**TASK PROMPT**
Your task is to repeat the listing exactly.

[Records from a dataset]
•••

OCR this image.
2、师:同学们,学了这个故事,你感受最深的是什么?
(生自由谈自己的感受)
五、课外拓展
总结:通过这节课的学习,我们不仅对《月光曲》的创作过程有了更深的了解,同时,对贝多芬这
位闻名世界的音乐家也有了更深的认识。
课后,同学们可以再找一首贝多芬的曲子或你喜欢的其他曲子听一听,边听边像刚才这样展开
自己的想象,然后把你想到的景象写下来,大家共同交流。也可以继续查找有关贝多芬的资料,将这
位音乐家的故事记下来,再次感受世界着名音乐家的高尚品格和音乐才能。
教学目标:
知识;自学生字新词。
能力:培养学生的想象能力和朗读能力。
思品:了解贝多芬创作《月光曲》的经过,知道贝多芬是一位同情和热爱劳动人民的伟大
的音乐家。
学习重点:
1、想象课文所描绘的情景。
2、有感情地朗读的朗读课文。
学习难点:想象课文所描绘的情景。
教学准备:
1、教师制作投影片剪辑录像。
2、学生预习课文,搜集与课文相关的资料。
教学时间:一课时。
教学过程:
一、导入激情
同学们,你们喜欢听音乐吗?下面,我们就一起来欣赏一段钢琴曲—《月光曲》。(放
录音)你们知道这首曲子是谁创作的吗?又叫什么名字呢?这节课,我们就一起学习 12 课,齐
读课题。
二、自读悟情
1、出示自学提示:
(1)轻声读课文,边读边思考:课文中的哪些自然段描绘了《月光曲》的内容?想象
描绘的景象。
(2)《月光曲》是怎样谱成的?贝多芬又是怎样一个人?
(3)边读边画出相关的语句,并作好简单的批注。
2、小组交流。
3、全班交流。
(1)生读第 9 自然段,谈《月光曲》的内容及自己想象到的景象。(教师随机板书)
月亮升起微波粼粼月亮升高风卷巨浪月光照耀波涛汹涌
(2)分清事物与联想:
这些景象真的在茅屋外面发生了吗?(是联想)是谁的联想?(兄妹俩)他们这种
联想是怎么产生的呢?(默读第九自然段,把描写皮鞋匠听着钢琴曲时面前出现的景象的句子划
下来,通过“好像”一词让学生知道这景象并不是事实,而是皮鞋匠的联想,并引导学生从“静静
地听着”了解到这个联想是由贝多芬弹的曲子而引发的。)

•••

**EXERCISE OUTPUT**
OCR this image.
2、师:同学们,学了这个故事,你感受最深的是什么?
(生自由谈自己的感受)
五、课外拓展
总结:通过这节课的学习,我们不仅对《月光曲》的创作过程有了更深的了解,同时,对贝多芬这
位闻名世界的音乐家也有了更深的认识。
课后,同学们可以再找一首贝多芬的曲子或你喜欢的其他曲子听一听,边听边像刚才这样展开
自己的想象,然后把你想到的景象写下来,大家共同交流。也可以继续查找有关贝多芬的资料,将这
位音乐家的故事记下来,再次感受世界着名音乐家的高尚品格和音乐才能。
教学目标:
知识;自学生字新词。
能力:培养学生的想象能力和朗读能力。
思品:了解贝多芬创作《月光曲》的经过,知道贝多芬是一位同情和热爱劳动人民的伟大
的音乐家。
学习重点:
1、想象课文所描绘的情景。
2、有感情地朗读的朗读课文。
学习难点:想象课文所描绘的情景。
教学准备:
1、教师制作投影片剪辑录像。
2、学生预习课文,搜集与课文相关的资料。
教学时间:一课时。
教学过程:
一、导入激情
同学们,你们喜欢听音乐吗?下面,我们就一起来欣赏一段钢琴曲—《月光曲》。(放
录音)你们知道这首曲子是谁创作的吗?又叫什么名字呢?这节课,我们就一起学习 12 课,齐
读课题。
二、自读悟情
1、出示自学提示:
(1)轻声读课文,边读边思考:课文中的哪些自然段描绘了《月光曲》的内容?想象
描绘的景象。
(2)《月光曲》是怎样谱成的?贝多芬又是怎样一个人?
(3)边读边画出相关的语句,并作好简单的批注。
2、小组交流。
3、全班交流。
(1)生读第 9 自然段,谈《月光曲》的内容及自己想象到的景象。(教师随机板书)
月亮升起微波粼粼月亮升高风卷巨浪月光照耀波涛汹涌
(2)分清事物与联想:
这些景象真的在茅屋外面发生了吗?(是联想)是谁的联想?(兄妹俩)他们这种
联想是怎么产生的呢?(默读第九自然段,把描写皮鞋匠听着钢琴曲时面前出现的景象的句子划
下来,通过“好像”一词让学生知道这景象并不是事实,而是皮鞋匠的联想,并引导学生从“静静
地听着”了解到这个联想是由贝多芬弹的曲子而引发的。)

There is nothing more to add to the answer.